TEXT BLOCK:
This is the mail archive of the
gcc-patches@gcc.gnu.org
mailing list for the GCC project.
Re: [patch] (4.1 project list) vectorizer alignment improvements
- From: Dorit Naishlos <DORIT at il dot ibm dot com>
- To: Richard Henderson <rth at redhat dot com>
- Cc: gcc-patches at gcc dot gnu dot org, Ira Rosen <IRAR at il dot ibm dot com>, Keith Besaw <kbesaw at us dot ibm dot com>
- Date: Wed, 1 Jun 2005 23:46:50 +0300
- Subject: Re: [patch] (4.1 project list) vectorizer alignment improvements
- Reply-to:
- Sensitivity:
Richard Henderson <rth@redhat.com> wrote on 01/06/2005 22:25:18:
> On Mon, May 30, 2005 at 07:16:35PM +0300, Dorit Naishlos wrote:
> > ! if (dist % vectorization_factor == 0)
> > {
> > ! /* Two references with distance zero have the same alignment.
*/
> > ! VEC_safe_push (dr_p, heap, STMT_VINFO_SAME_ALIGN_REFS
> (stmtinfo_a), drb);
> > ! VEC_safe_push (dr_p, heap, STMT_VINFO_SAME_ALIGN_REFS
> (stmtinfo_b), dra);
> > ! if (vect_print_dump_info (REPORT_ALIGNMENT, LOOP_LOC
(loop_vinfo)))
> ----
> > + STMT_VINFO_SAME_ALIGN_REFS (vinfo_for_stmt (DR_STMT (dr0)));
> > + for (i = 0; VEC_iterate (dr_p, same_align_drs, i, dr); i++)
> > + {
> > + DR_MISALIGNMENT (dr) = 0;
>
> So we find two references, and see that they're offset from one another
> by a multiple of the vector size. Fine. Presumably this later forcing
> of the alignment to zero comes after loop peeling to align one of the
> references, and we're remembering that the other references shared the
> same relative alignment.
>
> What I don't understand is how this works except in the special case of
> only one pair found. In which case you don't need a queue like this.
>
we have a same_align VEC for each dataref in the loop, so for each dataref
x in the loop we can record all the other datarefs that have the same
alignment as the alignment of x (right now the same_align_refs VEC is per
stmt, and each stmt is limited to one dataref; if/when we'll want to
support multiple datarefs per stmt we'll need to move this VEC from
stmt-info-struct to the dataref-struct).
> I'm thinking of something like
>
> for (i = 0; i < N; ++i) {
> a[i] += a[i+4];
> b[i+1] += b[i+5];
> }
>
> or something like that. The point being that a[i] and a[i+4] are 4
> units apart, as are b[i+1] and b[i+5]. But a[i] and b[i+1] are not
> co-aligned, which would seem to break the bulk processing that you're
> doing here.

YOUR TASKS:
1. Return the passage of the vectorizer thread starting at "This is the" and ending at "vectorization_factor == 0)", copied verbatim.
2. Starting at the row containing "Annotate this image: element" and ending at the row containing "detachment-cell [519, 519, 686, 531]", both included, rewrite only those rows with "camp-cell" changed to "camp-entry" and everything else unchanged.

DATASET EXCERPTS:
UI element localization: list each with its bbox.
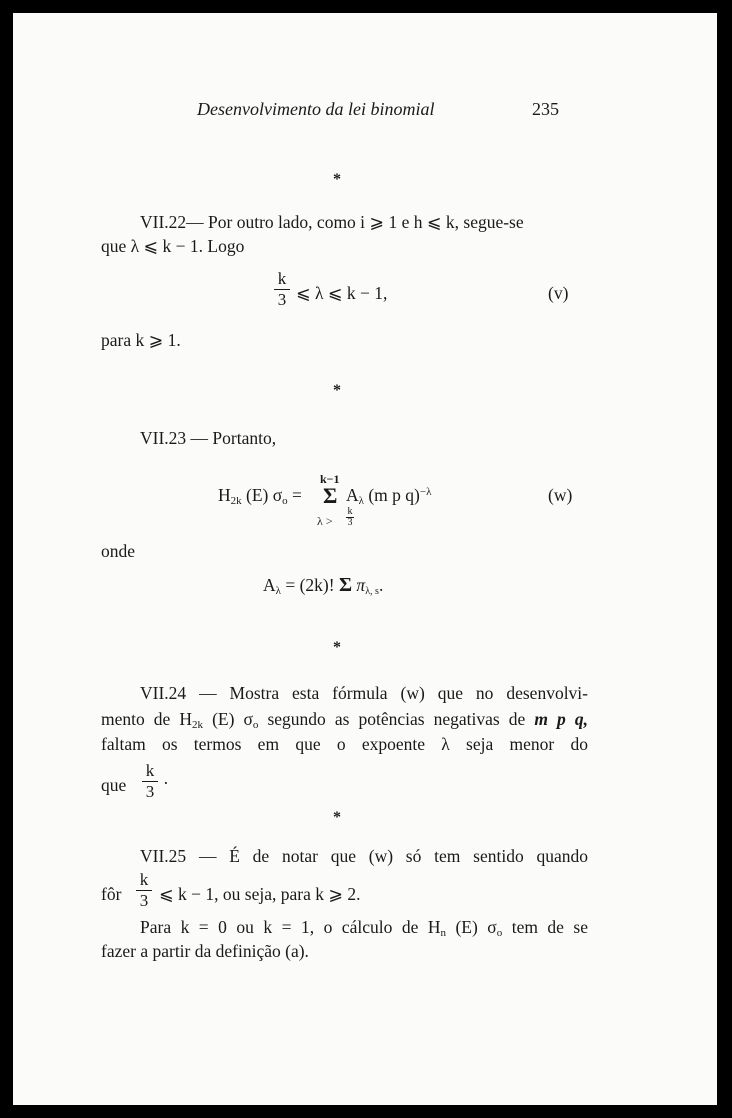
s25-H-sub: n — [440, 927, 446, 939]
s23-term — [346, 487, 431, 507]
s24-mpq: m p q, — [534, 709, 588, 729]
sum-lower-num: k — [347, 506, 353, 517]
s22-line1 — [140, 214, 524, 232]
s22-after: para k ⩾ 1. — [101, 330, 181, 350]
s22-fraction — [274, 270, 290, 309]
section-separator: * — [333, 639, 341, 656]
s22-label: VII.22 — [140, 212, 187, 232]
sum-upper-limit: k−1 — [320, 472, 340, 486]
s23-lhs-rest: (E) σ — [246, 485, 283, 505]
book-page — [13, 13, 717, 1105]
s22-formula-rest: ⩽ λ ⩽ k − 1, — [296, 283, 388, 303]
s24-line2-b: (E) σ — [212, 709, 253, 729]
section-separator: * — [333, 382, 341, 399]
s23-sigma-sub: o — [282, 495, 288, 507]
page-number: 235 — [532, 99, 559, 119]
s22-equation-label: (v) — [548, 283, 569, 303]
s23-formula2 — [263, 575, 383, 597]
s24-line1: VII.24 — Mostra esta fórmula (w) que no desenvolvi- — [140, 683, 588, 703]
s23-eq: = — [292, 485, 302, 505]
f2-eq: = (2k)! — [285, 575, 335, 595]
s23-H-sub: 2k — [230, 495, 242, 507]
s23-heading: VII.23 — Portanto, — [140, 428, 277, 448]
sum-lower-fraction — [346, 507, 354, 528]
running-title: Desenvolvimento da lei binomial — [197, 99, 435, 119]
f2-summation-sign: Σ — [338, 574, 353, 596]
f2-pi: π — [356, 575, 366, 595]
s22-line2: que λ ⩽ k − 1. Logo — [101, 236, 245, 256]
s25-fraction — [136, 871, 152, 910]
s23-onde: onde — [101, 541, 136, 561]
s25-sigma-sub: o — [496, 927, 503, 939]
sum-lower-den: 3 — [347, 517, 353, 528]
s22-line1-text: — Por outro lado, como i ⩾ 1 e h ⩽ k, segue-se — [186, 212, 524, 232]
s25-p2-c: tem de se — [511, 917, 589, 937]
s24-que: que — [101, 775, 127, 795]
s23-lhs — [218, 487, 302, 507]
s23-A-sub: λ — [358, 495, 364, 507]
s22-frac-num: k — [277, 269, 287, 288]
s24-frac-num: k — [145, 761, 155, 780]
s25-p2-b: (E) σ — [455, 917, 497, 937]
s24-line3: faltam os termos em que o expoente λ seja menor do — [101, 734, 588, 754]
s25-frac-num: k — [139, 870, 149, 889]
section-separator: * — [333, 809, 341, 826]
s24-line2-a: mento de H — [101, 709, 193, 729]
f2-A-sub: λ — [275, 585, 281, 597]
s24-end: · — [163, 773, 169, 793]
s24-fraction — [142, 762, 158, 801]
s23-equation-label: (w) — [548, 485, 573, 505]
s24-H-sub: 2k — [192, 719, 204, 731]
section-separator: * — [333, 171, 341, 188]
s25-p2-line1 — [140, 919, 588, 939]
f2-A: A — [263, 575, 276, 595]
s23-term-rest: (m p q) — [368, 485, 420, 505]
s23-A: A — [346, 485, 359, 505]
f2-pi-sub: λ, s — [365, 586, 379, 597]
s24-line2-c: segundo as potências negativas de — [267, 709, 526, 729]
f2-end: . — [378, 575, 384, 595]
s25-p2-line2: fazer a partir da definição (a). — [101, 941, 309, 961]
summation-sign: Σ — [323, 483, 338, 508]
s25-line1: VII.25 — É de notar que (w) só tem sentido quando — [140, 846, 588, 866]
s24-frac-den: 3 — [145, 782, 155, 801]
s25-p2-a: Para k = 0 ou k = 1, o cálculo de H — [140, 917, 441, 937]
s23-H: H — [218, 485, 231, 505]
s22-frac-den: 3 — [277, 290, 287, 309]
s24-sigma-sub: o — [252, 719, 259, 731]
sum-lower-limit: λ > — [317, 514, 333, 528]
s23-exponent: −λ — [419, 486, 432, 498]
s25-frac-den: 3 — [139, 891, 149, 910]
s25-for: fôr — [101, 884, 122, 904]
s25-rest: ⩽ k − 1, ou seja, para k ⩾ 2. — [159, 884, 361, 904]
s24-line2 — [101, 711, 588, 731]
* * *
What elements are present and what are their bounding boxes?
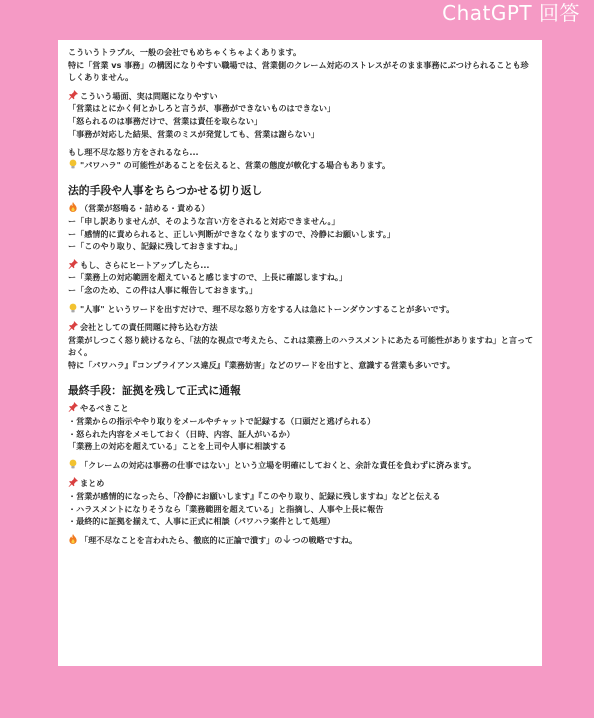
==
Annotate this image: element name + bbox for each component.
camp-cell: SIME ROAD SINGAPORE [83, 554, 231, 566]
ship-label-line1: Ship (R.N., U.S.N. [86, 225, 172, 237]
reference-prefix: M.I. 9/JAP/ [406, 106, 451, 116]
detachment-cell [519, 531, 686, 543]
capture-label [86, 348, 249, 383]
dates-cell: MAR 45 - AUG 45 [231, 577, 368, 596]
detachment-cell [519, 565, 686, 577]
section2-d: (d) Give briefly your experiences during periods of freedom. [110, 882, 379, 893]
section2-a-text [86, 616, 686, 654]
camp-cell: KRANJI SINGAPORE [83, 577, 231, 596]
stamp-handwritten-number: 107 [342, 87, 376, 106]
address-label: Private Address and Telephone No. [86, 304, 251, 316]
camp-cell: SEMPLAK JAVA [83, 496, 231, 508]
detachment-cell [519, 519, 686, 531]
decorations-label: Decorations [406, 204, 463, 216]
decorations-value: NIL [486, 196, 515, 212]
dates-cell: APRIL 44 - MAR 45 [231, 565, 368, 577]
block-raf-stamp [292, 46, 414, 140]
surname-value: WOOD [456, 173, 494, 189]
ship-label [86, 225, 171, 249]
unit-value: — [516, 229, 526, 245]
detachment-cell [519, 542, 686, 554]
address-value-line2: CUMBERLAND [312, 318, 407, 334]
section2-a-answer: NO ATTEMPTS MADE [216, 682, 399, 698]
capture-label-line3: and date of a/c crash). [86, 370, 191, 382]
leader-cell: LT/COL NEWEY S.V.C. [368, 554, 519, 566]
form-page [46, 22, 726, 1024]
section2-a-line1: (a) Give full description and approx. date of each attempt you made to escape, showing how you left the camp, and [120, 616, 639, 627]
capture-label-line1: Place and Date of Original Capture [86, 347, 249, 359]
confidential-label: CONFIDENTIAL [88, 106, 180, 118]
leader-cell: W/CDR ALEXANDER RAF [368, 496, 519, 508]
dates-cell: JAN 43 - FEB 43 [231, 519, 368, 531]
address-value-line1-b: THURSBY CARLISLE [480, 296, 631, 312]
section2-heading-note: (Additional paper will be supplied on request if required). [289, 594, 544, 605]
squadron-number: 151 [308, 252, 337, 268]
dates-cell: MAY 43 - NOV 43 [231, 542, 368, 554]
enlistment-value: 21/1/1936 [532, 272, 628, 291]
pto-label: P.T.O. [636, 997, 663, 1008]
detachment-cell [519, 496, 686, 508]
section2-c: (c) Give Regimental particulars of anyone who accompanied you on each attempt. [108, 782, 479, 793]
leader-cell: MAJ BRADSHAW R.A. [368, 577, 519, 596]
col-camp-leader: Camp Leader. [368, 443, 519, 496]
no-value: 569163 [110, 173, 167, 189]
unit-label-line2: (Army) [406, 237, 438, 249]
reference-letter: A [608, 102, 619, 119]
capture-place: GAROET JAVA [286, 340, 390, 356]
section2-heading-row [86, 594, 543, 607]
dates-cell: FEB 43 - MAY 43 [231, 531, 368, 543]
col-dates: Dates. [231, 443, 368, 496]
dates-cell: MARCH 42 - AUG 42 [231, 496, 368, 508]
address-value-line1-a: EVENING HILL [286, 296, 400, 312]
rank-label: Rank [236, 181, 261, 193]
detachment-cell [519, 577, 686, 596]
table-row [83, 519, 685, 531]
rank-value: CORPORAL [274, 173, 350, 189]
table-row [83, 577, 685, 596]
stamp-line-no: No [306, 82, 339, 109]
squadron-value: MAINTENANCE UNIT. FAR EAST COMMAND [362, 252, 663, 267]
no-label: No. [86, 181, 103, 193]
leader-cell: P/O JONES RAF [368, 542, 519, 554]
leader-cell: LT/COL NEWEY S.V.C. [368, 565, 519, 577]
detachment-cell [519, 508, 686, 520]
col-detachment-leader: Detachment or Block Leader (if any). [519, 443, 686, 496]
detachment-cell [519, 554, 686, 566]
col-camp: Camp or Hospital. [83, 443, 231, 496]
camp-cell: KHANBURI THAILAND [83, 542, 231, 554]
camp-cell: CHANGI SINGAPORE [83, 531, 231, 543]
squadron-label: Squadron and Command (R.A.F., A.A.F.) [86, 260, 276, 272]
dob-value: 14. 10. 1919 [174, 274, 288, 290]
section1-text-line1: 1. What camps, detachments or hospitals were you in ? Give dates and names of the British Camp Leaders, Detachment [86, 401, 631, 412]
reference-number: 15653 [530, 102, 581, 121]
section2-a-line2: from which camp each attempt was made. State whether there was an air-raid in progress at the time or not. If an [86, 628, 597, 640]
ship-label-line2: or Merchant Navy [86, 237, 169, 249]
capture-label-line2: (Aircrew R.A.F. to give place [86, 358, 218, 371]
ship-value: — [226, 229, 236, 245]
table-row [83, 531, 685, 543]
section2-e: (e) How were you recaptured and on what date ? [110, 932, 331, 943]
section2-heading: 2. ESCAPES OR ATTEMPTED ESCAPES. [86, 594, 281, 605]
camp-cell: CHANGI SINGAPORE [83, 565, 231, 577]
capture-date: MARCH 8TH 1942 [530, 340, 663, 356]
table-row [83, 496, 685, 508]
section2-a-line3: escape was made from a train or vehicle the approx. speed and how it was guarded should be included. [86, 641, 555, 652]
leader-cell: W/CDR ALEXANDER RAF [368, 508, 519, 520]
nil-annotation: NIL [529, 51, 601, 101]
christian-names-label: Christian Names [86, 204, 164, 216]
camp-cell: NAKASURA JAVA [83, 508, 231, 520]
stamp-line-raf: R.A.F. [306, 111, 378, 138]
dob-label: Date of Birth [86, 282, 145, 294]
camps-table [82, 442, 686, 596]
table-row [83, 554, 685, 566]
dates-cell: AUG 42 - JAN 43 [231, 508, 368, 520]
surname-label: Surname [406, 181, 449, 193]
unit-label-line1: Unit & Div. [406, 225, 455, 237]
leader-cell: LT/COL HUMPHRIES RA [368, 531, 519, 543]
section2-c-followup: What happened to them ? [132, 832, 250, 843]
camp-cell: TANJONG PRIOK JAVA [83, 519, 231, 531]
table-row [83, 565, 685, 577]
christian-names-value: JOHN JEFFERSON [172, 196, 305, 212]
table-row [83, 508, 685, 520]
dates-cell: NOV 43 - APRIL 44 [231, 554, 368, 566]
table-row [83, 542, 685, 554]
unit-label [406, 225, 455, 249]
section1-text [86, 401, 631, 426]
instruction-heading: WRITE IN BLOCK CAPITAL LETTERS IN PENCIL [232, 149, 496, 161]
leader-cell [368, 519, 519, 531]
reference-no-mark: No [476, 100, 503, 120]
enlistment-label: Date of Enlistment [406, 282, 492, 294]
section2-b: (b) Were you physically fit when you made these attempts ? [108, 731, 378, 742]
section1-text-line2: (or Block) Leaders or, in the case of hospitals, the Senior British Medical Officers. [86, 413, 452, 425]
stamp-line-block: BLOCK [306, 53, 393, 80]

RESPONSE LIST:
1.
This is the mail archive of the
gcc-patches@gcc.gnu.org
mailing list for the GCC project.
Re: [patch] (4.1 project list) vectorizer alignment improvements
- From: Dorit Naishlos <DORIT at il dot ibm dot com>
- To: Richard Henderson <rth at redhat dot com>
- Cc: gcc-patches at gcc dot gnu dot org, Ira Rosen <IRAR at il dot ibm dot com>, Keith Besaw <kbesaw at us dot ibm dot com>
- Date: Wed, 1 Jun 2005 23:46:50 +0300
- Subject: Re: [patch] (4.1 project list) vectorizer alignment improvements
- Reply-to:
- Sensitivity:
Richard Henderson <rth@redhat.com> wrote on 01/06/2005 22:25:18:
> On Mon, May 30, 2005 at 07:16:35PM +0300, Dorit Naishlos wrote:
> > ! if (dist % vectorization_factor == 0)

2.
Annotate this image: element name + bbox for each component.
camp-entry: SIME ROAD SINGAPORE [83, 554, 231, 566]
ship-label-line1: Ship (R.N., U.S.N. [86, 225, 172, 237]
reference-prefix: M.I. 9/JAP/ [406, 106, 451, 116]
detachment-cell [519, 531, 686, 543]
capture-label [86, 348, 249, 383]
dates-cell: MAR 45 - AUG 45 [231, 577, 368, 596]
detachment-cell [519, 565, 686, 577]
section2-d: (d) Give briefly your experiences during periods of freedom. [110, 882, 379, 893]
section2-a-text [86, 616, 686, 654]
camp-entry: KRANJI SINGAPORE [83, 577, 231, 596]
stamp-handwritten-number: 107 [342, 87, 376, 106]
address-label: Private Address and Telephone No. [86, 304, 251, 316]
camp-entry: SEMPLAK JAVA [83, 496, 231, 508]
detachment-cell [519, 519, 686, 531]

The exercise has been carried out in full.